» PROBLEM TO SOLVE
From the entries below, tally how many lines contain "consensus" and report only that figure.

BEGIN WORKING DATA

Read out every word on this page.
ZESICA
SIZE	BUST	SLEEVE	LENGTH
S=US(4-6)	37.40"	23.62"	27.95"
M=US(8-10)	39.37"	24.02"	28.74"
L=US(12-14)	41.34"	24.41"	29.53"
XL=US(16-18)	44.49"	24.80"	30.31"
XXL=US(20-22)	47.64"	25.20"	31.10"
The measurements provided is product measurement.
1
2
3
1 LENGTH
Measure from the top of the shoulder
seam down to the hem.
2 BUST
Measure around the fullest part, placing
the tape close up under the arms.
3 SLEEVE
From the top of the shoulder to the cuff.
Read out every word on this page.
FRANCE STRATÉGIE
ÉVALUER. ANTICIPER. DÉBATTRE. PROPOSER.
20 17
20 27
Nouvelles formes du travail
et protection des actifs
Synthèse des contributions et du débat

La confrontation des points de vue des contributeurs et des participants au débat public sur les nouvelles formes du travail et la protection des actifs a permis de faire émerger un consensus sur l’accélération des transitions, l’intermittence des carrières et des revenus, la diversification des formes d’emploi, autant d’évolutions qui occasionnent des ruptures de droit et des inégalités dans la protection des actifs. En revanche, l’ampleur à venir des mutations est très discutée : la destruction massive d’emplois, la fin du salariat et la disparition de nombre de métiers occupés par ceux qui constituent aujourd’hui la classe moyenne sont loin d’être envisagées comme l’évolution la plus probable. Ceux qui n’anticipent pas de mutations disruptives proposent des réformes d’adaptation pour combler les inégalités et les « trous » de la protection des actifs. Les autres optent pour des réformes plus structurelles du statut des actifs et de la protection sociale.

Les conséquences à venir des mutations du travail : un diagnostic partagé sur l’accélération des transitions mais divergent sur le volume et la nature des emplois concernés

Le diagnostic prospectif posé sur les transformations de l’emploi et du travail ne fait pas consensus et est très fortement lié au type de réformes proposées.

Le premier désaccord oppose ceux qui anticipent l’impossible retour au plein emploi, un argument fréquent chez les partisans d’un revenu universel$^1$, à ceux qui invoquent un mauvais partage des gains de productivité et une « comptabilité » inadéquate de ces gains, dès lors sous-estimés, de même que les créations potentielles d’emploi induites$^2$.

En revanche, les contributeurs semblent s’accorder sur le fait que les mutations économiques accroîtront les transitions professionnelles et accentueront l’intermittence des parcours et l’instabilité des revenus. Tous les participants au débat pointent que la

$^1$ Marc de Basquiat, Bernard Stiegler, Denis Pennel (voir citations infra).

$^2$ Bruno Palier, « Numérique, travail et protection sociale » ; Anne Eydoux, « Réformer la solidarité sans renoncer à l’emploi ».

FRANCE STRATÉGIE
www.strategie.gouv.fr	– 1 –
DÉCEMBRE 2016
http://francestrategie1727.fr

END WORKING DATA

» PROBLEM SOLUTION
2